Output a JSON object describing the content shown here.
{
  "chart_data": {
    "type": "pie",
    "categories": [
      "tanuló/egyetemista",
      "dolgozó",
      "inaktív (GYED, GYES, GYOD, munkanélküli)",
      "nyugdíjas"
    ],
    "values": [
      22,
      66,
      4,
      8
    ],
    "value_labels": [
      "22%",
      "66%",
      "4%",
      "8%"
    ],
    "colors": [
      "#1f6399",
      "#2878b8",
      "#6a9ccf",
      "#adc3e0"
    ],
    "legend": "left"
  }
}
* * *
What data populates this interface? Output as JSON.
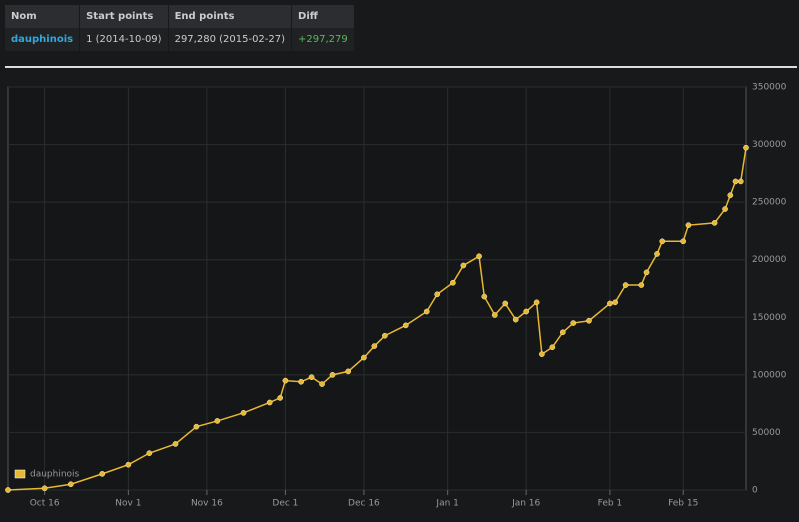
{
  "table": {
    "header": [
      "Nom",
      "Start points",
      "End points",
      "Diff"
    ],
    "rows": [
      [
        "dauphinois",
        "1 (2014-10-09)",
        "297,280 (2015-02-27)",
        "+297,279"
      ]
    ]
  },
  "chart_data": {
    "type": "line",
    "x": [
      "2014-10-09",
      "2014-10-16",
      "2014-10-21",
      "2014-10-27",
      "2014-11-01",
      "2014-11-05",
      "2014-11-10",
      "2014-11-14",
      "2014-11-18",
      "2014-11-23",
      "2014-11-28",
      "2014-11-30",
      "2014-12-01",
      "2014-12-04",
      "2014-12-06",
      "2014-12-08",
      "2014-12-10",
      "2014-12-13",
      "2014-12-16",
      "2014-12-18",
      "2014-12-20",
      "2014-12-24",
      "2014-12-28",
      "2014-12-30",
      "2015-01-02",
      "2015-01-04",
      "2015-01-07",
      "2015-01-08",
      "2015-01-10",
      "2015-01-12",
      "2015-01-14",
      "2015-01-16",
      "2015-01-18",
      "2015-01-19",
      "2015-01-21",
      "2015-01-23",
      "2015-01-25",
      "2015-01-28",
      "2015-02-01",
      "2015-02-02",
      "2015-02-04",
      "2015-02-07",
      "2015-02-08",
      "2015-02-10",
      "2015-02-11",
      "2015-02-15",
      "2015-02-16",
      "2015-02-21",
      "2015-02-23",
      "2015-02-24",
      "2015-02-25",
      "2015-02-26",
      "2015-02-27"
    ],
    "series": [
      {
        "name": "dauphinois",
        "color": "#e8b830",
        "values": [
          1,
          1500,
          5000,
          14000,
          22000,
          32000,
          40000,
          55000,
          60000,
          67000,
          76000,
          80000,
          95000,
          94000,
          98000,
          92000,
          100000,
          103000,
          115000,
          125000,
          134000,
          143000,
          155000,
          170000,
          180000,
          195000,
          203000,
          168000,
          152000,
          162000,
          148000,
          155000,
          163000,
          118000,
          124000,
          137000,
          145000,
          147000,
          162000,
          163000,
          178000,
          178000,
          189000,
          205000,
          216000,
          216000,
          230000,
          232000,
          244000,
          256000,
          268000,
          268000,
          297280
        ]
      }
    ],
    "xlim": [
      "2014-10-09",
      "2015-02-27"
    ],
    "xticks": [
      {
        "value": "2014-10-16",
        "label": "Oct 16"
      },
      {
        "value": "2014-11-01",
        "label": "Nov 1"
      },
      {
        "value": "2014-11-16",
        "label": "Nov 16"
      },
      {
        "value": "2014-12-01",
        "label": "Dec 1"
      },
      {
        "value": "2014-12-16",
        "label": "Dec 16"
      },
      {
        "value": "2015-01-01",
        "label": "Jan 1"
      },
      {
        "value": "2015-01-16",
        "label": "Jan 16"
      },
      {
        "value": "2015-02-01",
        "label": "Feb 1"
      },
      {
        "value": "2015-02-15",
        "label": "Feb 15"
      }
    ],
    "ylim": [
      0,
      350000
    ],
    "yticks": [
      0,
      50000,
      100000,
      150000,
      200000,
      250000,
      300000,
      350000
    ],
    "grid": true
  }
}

PROBLEM TO WORK ON » Every line containing the string "JSON" must be listed.

ANSWER TO THIS PROBLEM »
Output a JSON object describing the content shown here.
What data populates this interface? Output as JSON.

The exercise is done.